[Figure record extracts]
────────────────────
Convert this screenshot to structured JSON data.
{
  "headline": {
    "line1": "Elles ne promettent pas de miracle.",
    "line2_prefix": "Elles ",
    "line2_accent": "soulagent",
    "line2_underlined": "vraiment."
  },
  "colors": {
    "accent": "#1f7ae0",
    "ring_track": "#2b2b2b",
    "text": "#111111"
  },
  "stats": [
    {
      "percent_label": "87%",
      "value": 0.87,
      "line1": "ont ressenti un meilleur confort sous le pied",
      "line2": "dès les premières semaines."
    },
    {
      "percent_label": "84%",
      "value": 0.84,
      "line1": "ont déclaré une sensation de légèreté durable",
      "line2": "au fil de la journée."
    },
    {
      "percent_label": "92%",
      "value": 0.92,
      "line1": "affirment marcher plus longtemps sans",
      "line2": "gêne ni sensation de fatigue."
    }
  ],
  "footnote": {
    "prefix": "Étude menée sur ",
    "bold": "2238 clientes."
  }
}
────────────────────
◆ Written instruction
Print the records once more, exactly as they were given.

◆ The solution
Convert this screenshot to structured JSON data.
{
  "headline": {
    "line1": "Elles ne promettent pas de miracle.",
    "line2_prefix": "Elles ",
    "line2_accent": "soulagent",
    "line2_underlined": "vraiment."
  },
  "colors": {
    "accent": "#1f7ae0",
    "ring_track": "#2b2b2b",
    "text": "#111111"
  },
  "stats": [
    {
      "percent_label": "87%",
      "value": 0.87,
      "line1": "ont ressenti un meilleur confort sous le pied",
      "line2": "dès les premières semaines."
    },
    {
      "percent_label": "84%",
      "value": 0.84,
      "line1": "ont déclaré une sensation de légèreté durable",
      "line2": "au fil de la journée."
    },
    {
      "percent_label": "92%",
      "value": 0.92,
      "line1": "affirment marcher plus longtemps sans",
      "line2": "gêne ni sensation de fatigue."
    }
  ],
  "footnote": {
    "prefix": "Étude menée sur ",
    "bold": "2238 clientes."
  }
}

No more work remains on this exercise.